* **Problem description**: Give the number of lines in the data that contain "document", and nothing more.

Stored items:
★ ★ ★ ★

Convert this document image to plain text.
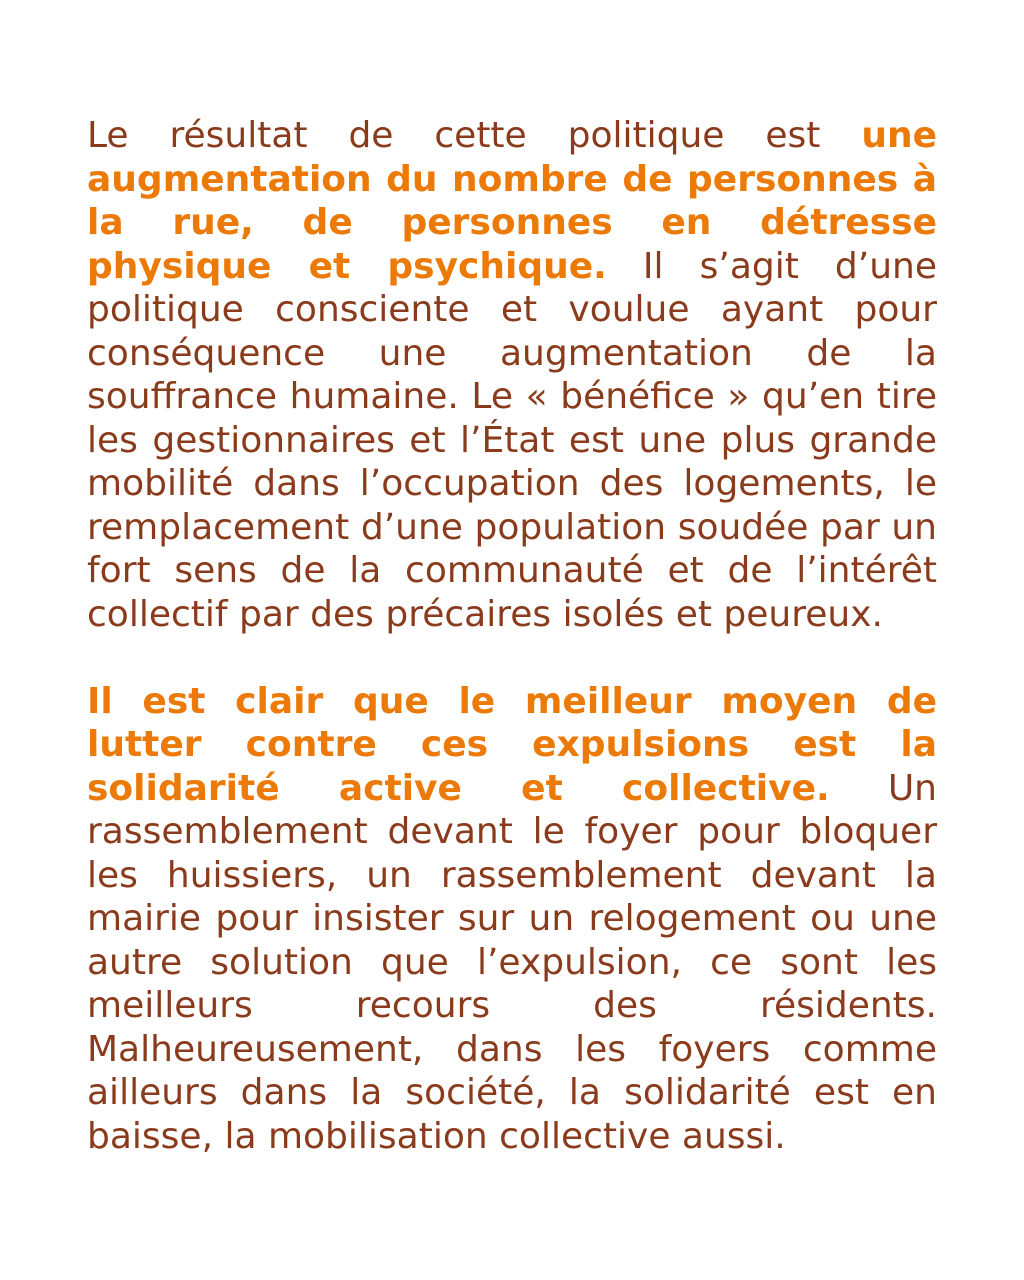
Le résultat de cette politique est une augmentation du nombre de personnes à la rue, de personnes en détresse physique et psychique. Il s’agit d’une politique consciente et voulue ayant pour conséquence une augmentation de la souffrance humaine. Le « bénéfice » qu’en tire les gestionnaires et l’État est une plus grande mobilité dans l’occupation des logements, le remplacement d’une population soudée par un fort sens de la communauté et de l’intérêt collectif par des précaires isolés et peureux.

Il est clair que le meilleur moyen de lutter contre ces expulsions est la solidarité active et collective. Un rassemblement devant le foyer pour bloquer les huissiers, un rassemblement devant la mairie pour insister sur un relogement ou une autre solution que l’expulsion, ce sont les meilleurs recours des résidents. Malheureusement, dans les foyers comme ailleurs dans la société, la solidarité est en baisse, la mobilisation collective aussi.
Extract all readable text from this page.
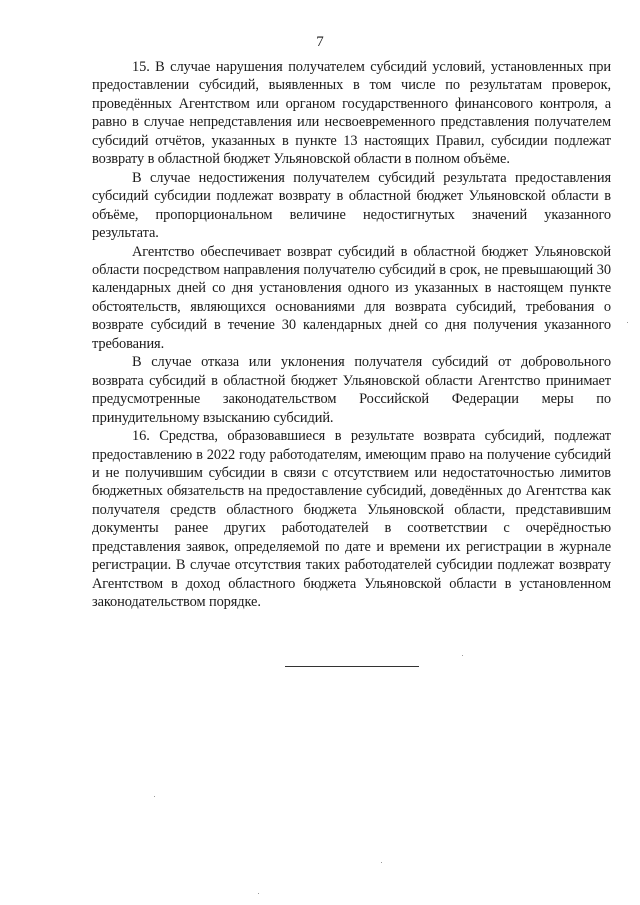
7

15. В случае нарушения получателем субсидий условий, установленных при предоставлении субсидий, выявленных в том числе по результатам проверок, проведённых Агентством или органом государственного финансового контроля, а равно в случае непредставления или несвоевременного представления получателем субсидий отчётов, указанных в пункте 13 настоящих Правил, субсидии подлежат возврату в областной бюджет Ульяновской области в полном объёме.

В случае недостижения получателем субсидий результата предоставления субсидий субсидии подлежат возврату в областной бюджет Ульяновской области в объёме, пропорциональном величине недостигнутых значений указанного результата.

Агентство обеспечивает возврат субсидий в областной бюджет Ульяновской области посредством направления получателю субсидий в срок, не превышающий 30 календарных дней со дня установления одного из указанных в настоящем пункте обстоятельств, являющихся основаниями для возврата субсидий, требования о возврате субсидий в течение 30 календарных дней со дня получения указанного требования.

В случае отказа или уклонения получателя субсидий от добровольного возврата субсидий в областной бюджет Ульяновской области Агентство принимает предусмотренные законодательством Российской Федерации меры по принудительному взысканию субсидий.

16. Средства, образовавшиеся в результате возврата субсидий, подлежат предоставлению в 2022 году работодателям, имеющим право на получение субсидий и не получившим субсидии в связи с отсутствием или недостаточностью лимитов бюджетных обязательств на предоставление субсидий, доведённых до Агентства как получателя средств областного бюджета Ульяновской области, представившим документы ранее других работодателей в соответствии с очерёдностью представления заявок, определяемой по дате и времени их регистрации в журнале регистрации. В случае отсутствия таких работодателей субсидии подлежат возврату Агентством в доход областного бюджета Ульяновской области в установленном законодательством порядке.
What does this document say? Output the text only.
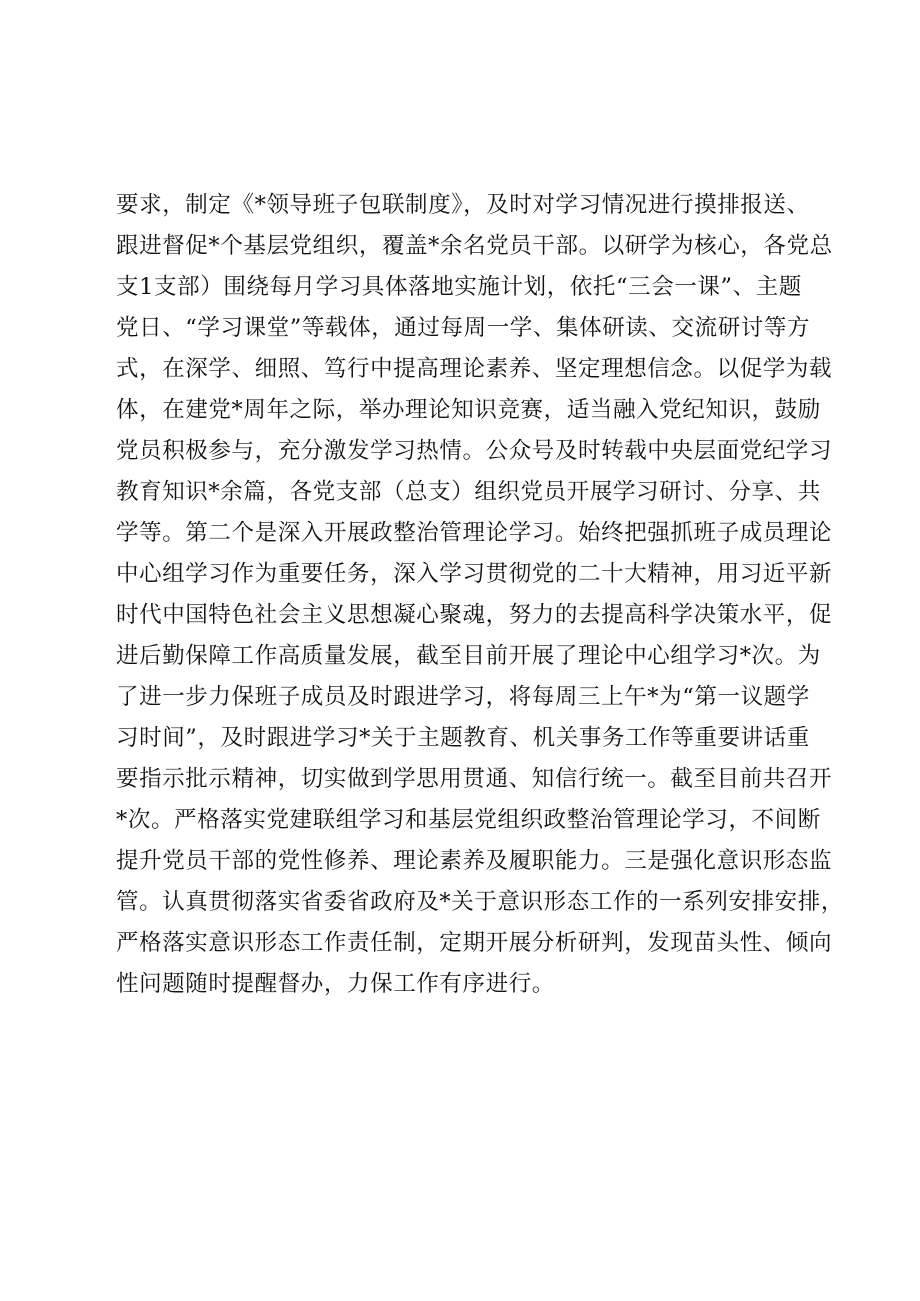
要求，制定《*领导班子包联制度》，及时对学习情况进行摸排报送、
跟进督促*个基层党组织，覆盖*余名党员干部。以研学为核心，各党总
支1支部）围绕每月学习具体落地实施计划，依托“三会一课”、主题
党日、“学习课堂”等载体，通过每周一学、集体研读、交流研讨等方
式，在深学、细照、笃行中提高理论素养、坚定理想信念。以促学为载
体，在建党*周年之际，举办理论知识竞赛，适当融入党纪知识，鼓励
党员积极参与，充分激发学习热情。公众号及时转载中央层面党纪学习
教育知识*余篇，各党支部（总支）组织党员开展学习研讨、分享、共
学等。第二个是深入开展政整治管理论学习。始终把强抓班子成员理论
中心组学习作为重要任务，深入学习贯彻党的二十大精神，用习近平新
时代中国特色社会主义思想凝心聚魂，努力的去提高科学决策水平，促
进后勤保障工作高质量发展，截至目前开展了理论中心组学习*次。为
了进一步力保班子成员及时跟进学习，将每周三上午*为“第一议题学
习时间”，及时跟进学习*关于主题教育、机关事务工作等重要讲话重
要指示批示精神，切实做到学思用贯通、知信行统一。截至目前共召开
*次。严格落实党建联组学习和基层党组织政整治管理论学习，不间断
提升党员干部的党性修养、理论素养及履职能力。三是强化意识形态监
管。认真贯彻落实省委省政府及*关于意识形态工作的一系列安排安排，
严格落实意识形态工作责任制，定期开展分析研判，发现苗头性、倾向
性问题随时提醒督办，力保工作有序进行。
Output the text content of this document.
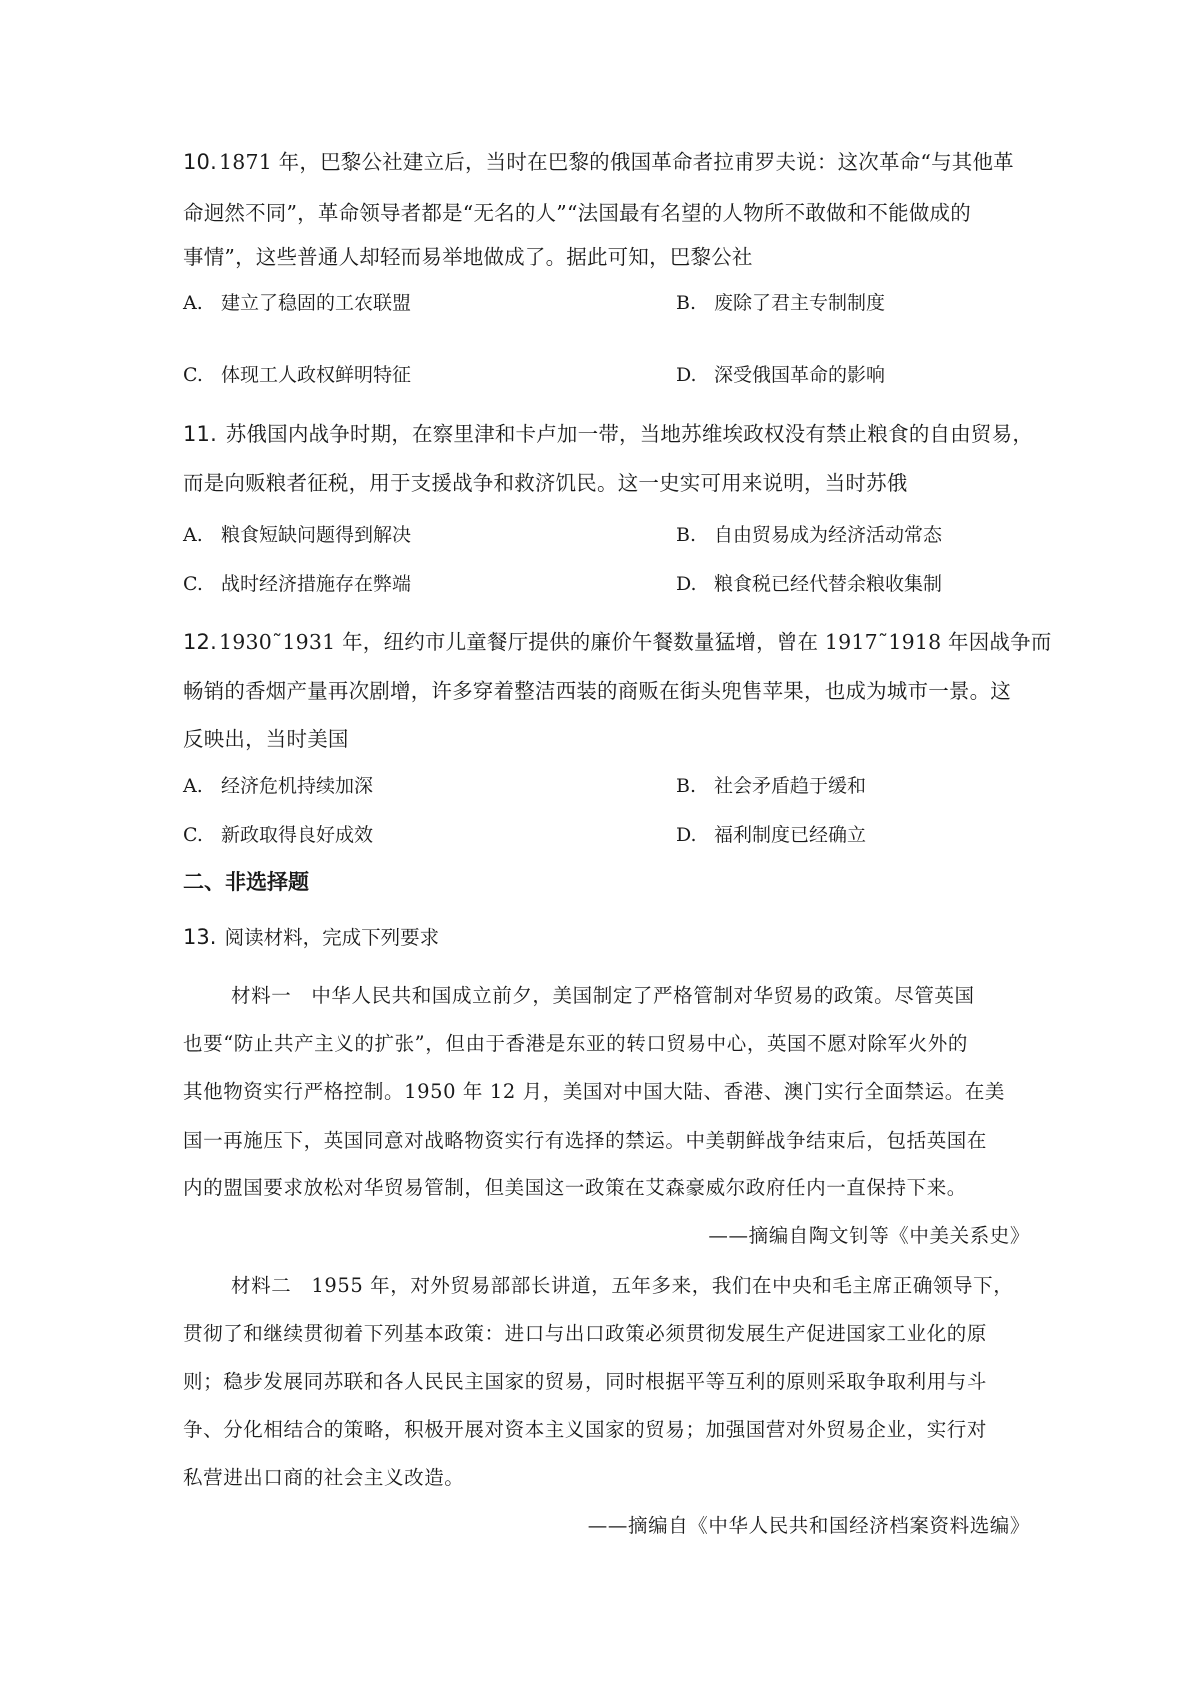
10.1871 年，巴黎公社建立后，当时在巴黎的俄国革命者拉甫罗夫说：这次革命“与其他革
命迥然不同”，革命领导者都是“无名的人”“法国最有名望的人物所不敢做和不能做成的
事情”，这些普通人却轻而易举地做成了。据此可知，巴黎公社
A. 建立了稳固的工农联盟	B. 废除了君主专制制度
C. 体现工人政权鲜明特征	D. 深受俄国革命的影响
11. 苏俄国内战争时期，在察里津和卡卢加一带，当地苏维埃政权没有禁止粮食的自由贸易，
而是向贩粮者征税，用于支援战争和救济饥民。这一史实可用来说明，当时苏俄
A. 粮食短缺问题得到解决	B. 自由贸易成为经济活动常态
C. 战时经济措施存在弊端	D. 粮食税已经代替余粮收集制
12.1930˜1931 年，纽约市儿童餐厅提供的廉价午餐数量猛增，曾在 1917˜1918 年因战争而
畅销的香烟产量再次剧增，许多穿着整洁西装的商贩在街头兜售苹果，也成为城市一景。这
反映出，当时美国
A. 经济危机持续加深	B. 社会矛盾趋于缓和
C. 新政取得良好成效	D. 福利制度已经确立
二、非选择题
13. 阅读材料，完成下列要求
材料一 中华人民共和国成立前夕，美国制定了严格管制对华贸易的政策。尽管英国
也要“防止共产主义的扩张”，但由于香港是东亚的转口贸易中心，英国不愿对除军火外的
其他物资实行严格控制。1950 年 12 月，美国对中国大陆、香港、澳门实行全面禁运。在美
国一再施压下，英国同意对战略物资实行有选择的禁运。中美朝鲜战争结束后，包括英国在
内的盟国要求放松对华贸易管制，但美国这一政策在艾森豪威尔政府任内一直保持下来。
——摘编自陶文钊等《中美关系史》
材料二 1955 年，对外贸易部部长讲道，五年多来，我们在中央和毛主席正确领导下，
贯彻了和继续贯彻着下列基本政策：进口与出口政策必须贯彻发展生产促进国家工业化的原
则；稳步发展同苏联和各人民民主国家的贸易，同时根据平等互利的原则采取争取利用与斗
争、分化相结合的策略，积极开展对资本主义国家的贸易；加强国营对外贸易企业，实行对
私营进出口商的社会主义改造。
——摘编自《中华人民共和国经济档案资料选编》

★ ★ ★ ★

* **Result of the task**: 3